Saved entries
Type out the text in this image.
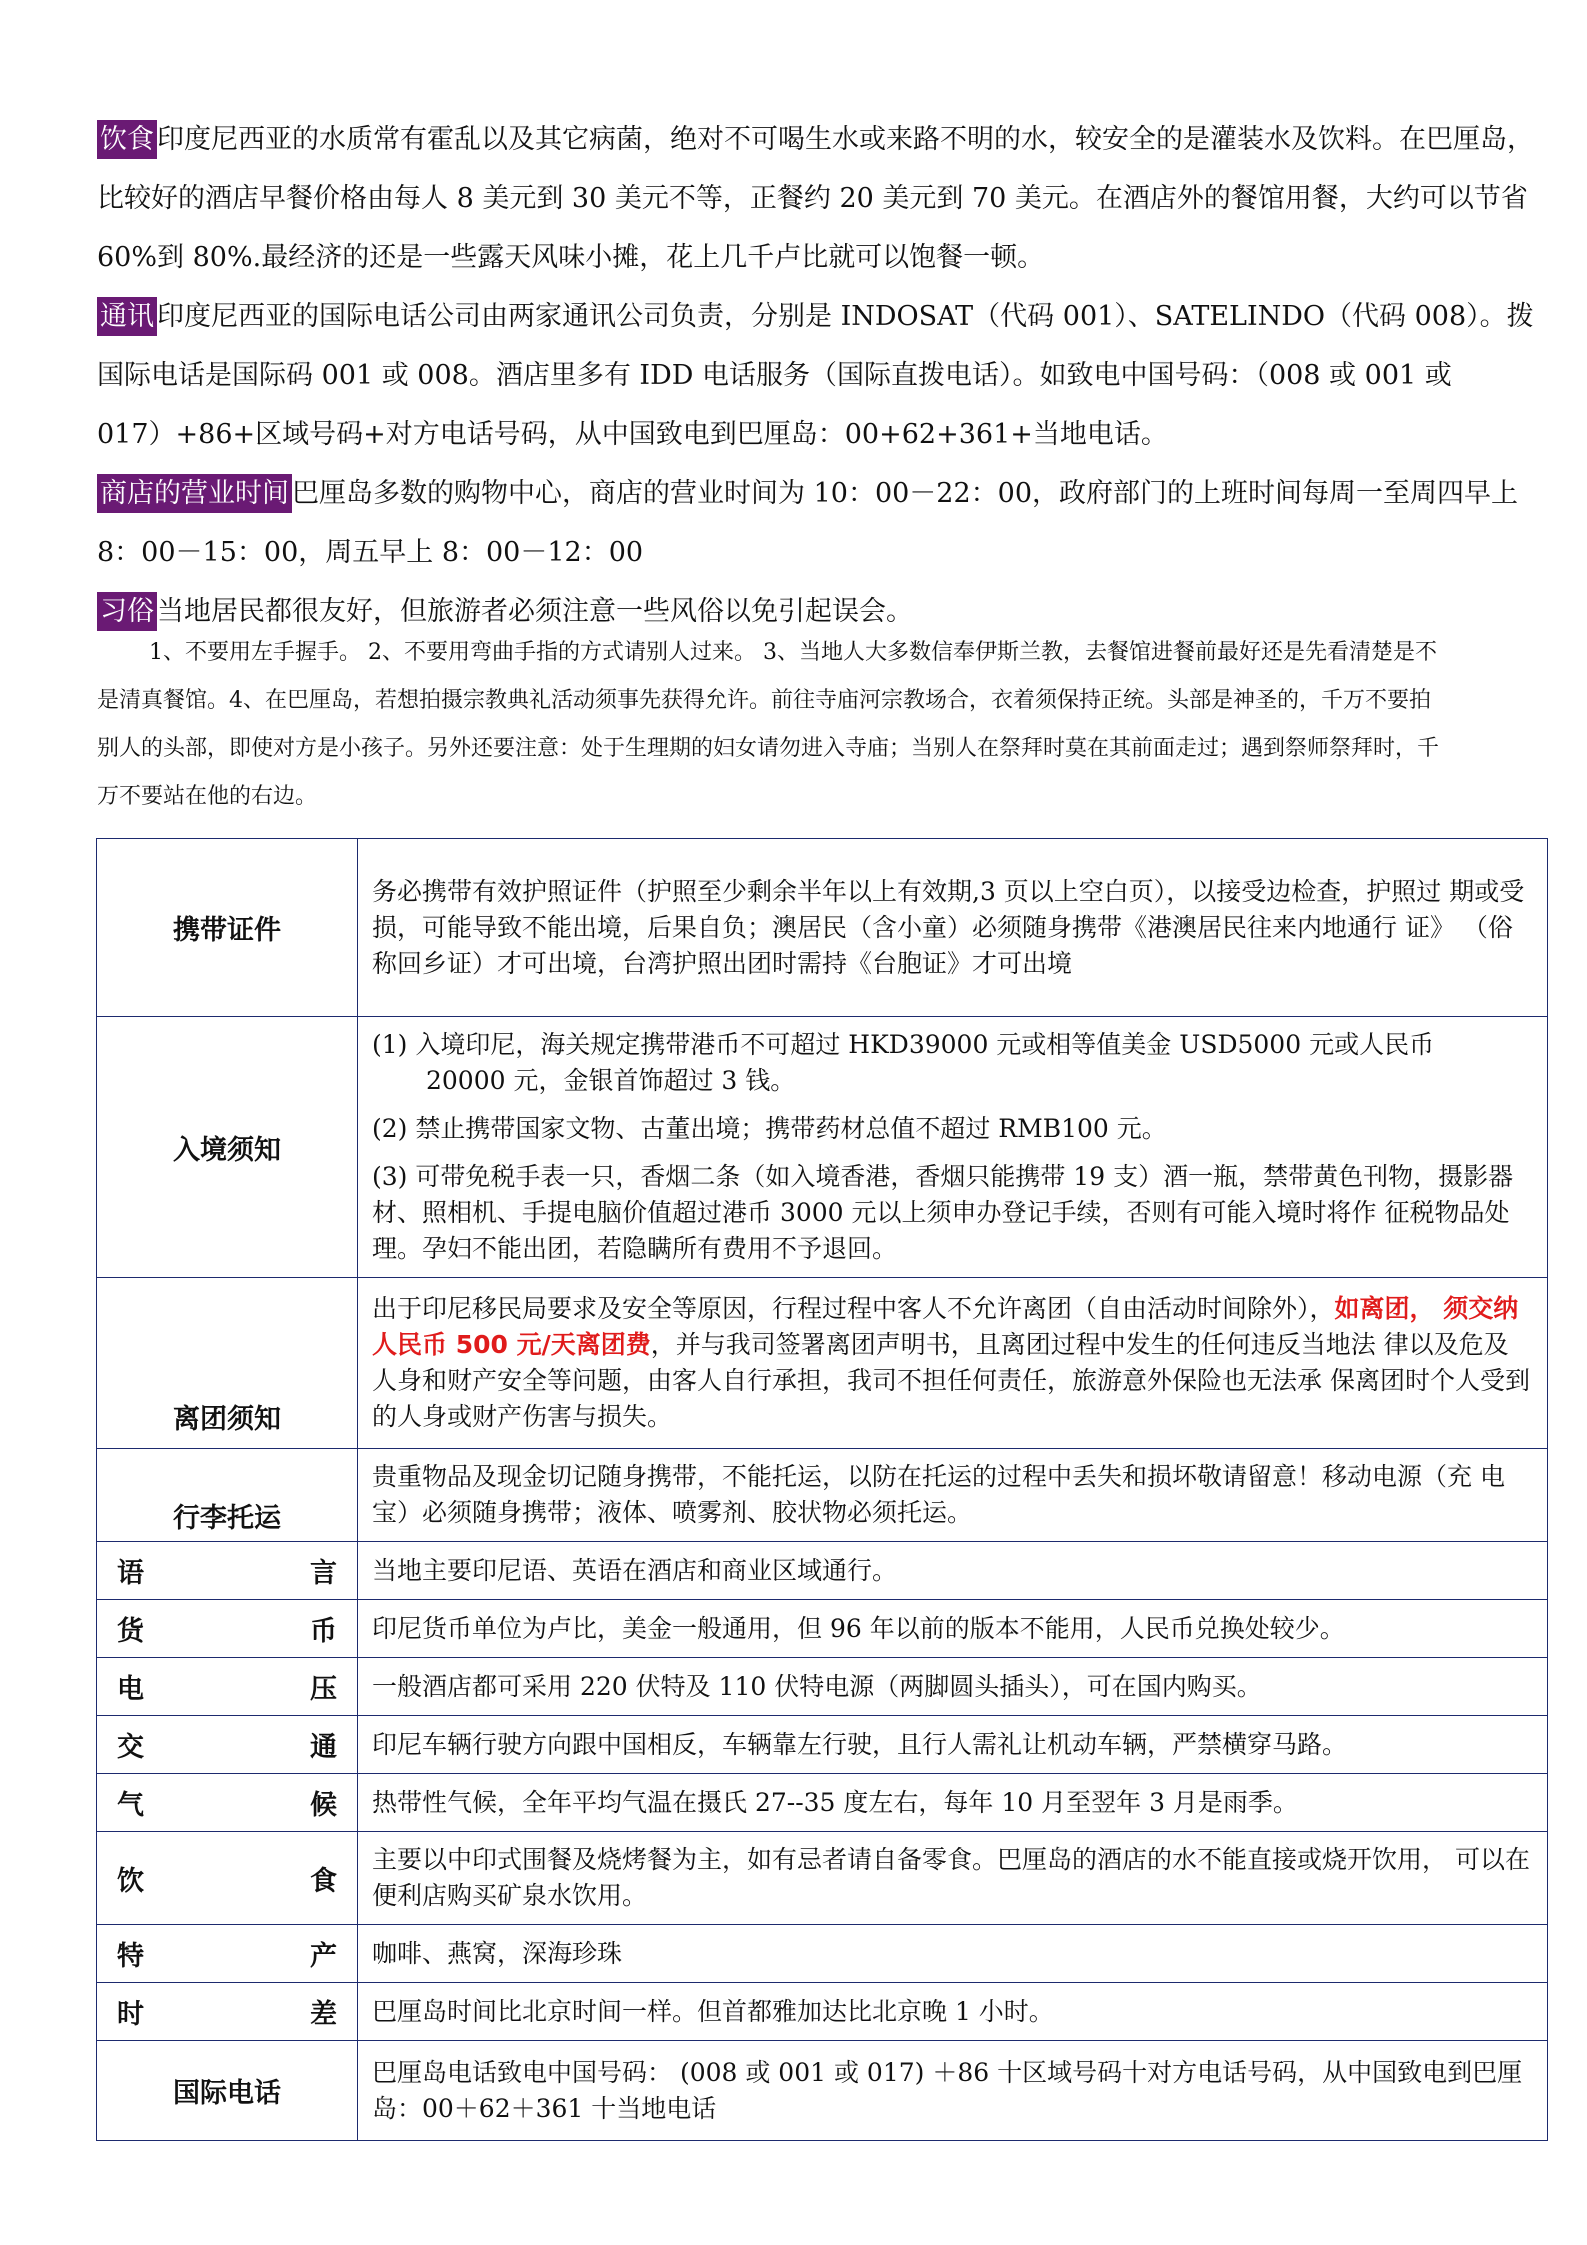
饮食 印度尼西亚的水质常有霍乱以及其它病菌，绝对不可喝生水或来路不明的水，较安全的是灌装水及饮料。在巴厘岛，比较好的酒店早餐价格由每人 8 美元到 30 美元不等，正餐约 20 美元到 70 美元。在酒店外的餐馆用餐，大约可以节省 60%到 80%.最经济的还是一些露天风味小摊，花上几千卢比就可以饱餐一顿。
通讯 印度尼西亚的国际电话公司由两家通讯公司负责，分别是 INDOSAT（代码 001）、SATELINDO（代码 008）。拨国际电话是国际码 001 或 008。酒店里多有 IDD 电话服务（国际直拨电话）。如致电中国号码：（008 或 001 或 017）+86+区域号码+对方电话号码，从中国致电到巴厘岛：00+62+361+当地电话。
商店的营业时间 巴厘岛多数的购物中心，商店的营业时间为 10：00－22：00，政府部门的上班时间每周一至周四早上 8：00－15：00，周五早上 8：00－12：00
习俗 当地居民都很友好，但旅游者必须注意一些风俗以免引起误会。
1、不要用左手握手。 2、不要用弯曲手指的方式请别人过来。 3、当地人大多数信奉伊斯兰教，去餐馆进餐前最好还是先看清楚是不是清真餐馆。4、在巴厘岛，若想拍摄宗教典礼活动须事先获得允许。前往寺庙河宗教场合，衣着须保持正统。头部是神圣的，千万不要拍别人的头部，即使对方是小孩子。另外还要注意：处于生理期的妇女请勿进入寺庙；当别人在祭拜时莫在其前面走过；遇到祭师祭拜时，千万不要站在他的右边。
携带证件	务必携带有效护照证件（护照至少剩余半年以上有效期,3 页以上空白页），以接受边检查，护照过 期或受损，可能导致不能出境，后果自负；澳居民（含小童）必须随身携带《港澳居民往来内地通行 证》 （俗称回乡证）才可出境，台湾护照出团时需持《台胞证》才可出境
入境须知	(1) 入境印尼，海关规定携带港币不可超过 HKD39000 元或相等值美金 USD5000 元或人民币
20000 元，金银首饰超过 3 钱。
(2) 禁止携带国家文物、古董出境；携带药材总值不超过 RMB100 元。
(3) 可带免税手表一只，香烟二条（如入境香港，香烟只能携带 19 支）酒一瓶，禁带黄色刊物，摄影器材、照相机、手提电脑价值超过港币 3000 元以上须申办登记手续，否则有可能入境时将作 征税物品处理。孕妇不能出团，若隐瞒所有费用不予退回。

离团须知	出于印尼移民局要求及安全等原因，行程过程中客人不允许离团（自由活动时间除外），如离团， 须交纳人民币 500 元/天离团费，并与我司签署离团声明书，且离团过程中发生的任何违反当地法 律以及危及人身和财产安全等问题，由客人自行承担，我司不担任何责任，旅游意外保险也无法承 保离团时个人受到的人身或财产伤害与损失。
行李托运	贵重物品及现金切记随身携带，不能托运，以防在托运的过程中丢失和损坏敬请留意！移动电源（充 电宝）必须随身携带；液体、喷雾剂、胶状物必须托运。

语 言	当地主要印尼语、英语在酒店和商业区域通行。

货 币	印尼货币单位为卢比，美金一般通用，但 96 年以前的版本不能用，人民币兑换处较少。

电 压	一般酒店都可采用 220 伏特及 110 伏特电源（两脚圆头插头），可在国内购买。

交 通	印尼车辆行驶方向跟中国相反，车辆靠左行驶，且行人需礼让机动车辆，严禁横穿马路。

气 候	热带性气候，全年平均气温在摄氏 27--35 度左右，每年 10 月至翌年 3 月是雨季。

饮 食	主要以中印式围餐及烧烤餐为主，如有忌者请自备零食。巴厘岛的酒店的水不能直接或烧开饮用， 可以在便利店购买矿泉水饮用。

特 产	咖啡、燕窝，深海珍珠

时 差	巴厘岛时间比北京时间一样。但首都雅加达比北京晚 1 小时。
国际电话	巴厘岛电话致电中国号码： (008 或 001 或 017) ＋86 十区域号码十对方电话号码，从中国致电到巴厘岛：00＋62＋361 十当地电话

**TASK**
Repeat the records above exactly, leaving out the pictures.

**RESULT BELOW**
Type out the text in this image.
饮食 印度尼西亚的水质常有霍乱以及其它病菌，绝对不可喝生水或来路不明的水，较安全的是灌装水及饮料。在巴厘岛，比较好的酒店早餐价格由每人 8 美元到 30 美元不等，正餐约 20 美元到 70 美元。在酒店外的餐馆用餐，大约可以节省 60%到 80%.最经济的还是一些露天风味小摊，花上几千卢比就可以饱餐一顿。
通讯 印度尼西亚的国际电话公司由两家通讯公司负责，分别是 INDOSAT（代码 001）、SATELINDO（代码 008）。拨国际电话是国际码 001 或 008。酒店里多有 IDD 电话服务（国际直拨电话）。如致电中国号码：（008 或 001 或 017）+86+区域号码+对方电话号码，从中国致电到巴厘岛：00+62+361+当地电话。
商店的营业时间 巴厘岛多数的购物中心，商店的营业时间为 10：00－22：00，政府部门的上班时间每周一至周四早上 8：00－15：00，周五早上 8：00－12：00
习俗 当地居民都很友好，但旅游者必须注意一些风俗以免引起误会。
1、不要用左手握手。 2、不要用弯曲手指的方式请别人过来。 3、当地人大多数信奉伊斯兰教，去餐馆进餐前最好还是先看清楚是不是清真餐馆。4、在巴厘岛，若想拍摄宗教典礼活动须事先获得允许。前往寺庙河宗教场合，衣着须保持正统。头部是神圣的，千万不要拍别人的头部，即使对方是小孩子。另外还要注意：处于生理期的妇女请勿进入寺庙；当别人在祭拜时莫在其前面走过；遇到祭师祭拜时，千万不要站在他的右边。
携带证件	务必携带有效护照证件（护照至少剩余半年以上有效期,3 页以上空白页），以接受边检查，护照过 期或受损，可能导致不能出境，后果自负；澳居民（含小童）必须随身携带《港澳居民往来内地通行 证》 （俗称回乡证）才可出境，台湾护照出团时需持《台胞证》才可出境
入境须知	(1) 入境印尼，海关规定携带港币不可超过 HKD39000 元或相等值美金 USD5000 元或人民币
20000 元，金银首饰超过 3 钱。
(2) 禁止携带国家文物、古董出境；携带药材总值不超过 RMB100 元。
(3) 可带免税手表一只，香烟二条（如入境香港，香烟只能携带 19 支）酒一瓶，禁带黄色刊物，摄影器材、照相机、手提电脑价值超过港币 3000 元以上须申办登记手续，否则有可能入境时将作 征税物品处理。孕妇不能出团，若隐瞒所有费用不予退回。

离团须知	出于印尼移民局要求及安全等原因，行程过程中客人不允许离团（自由活动时间除外），如离团， 须交纳人民币 500 元/天离团费，并与我司签署离团声明书，且离团过程中发生的任何违反当地法 律以及危及人身和财产安全等问题，由客人自行承担，我司不担任何责任，旅游意外保险也无法承 保离团时个人受到的人身或财产伤害与损失。
行李托运	贵重物品及现金切记随身携带，不能托运，以防在托运的过程中丢失和损坏敬请留意！移动电源（充 电宝）必须随身携带；液体、喷雾剂、胶状物必须托运。

语 言	当地主要印尼语、英语在酒店和商业区域通行。

货 币	印尼货币单位为卢比，美金一般通用，但 96 年以前的版本不能用，人民币兑换处较少。

电 压	一般酒店都可采用 220 伏特及 110 伏特电源（两脚圆头插头），可在国内购买。

交 通	印尼车辆行驶方向跟中国相反，车辆靠左行驶，且行人需礼让机动车辆，严禁横穿马路。

气 候	热带性气候，全年平均气温在摄氏 27--35 度左右，每年 10 月至翌年 3 月是雨季。

饮 食	主要以中印式围餐及烧烤餐为主，如有忌者请自备零食。巴厘岛的酒店的水不能直接或烧开饮用， 可以在便利店购买矿泉水饮用。

特 产	咖啡、燕窝，深海珍珠

时 差	巴厘岛时间比北京时间一样。但首都雅加达比北京晚 1 小时。
国际电话	巴厘岛电话致电中国号码： (008 或 001 或 017) ＋86 十区域号码十对方电话号码，从中国致电到巴厘岛：00＋62＋361 十当地电话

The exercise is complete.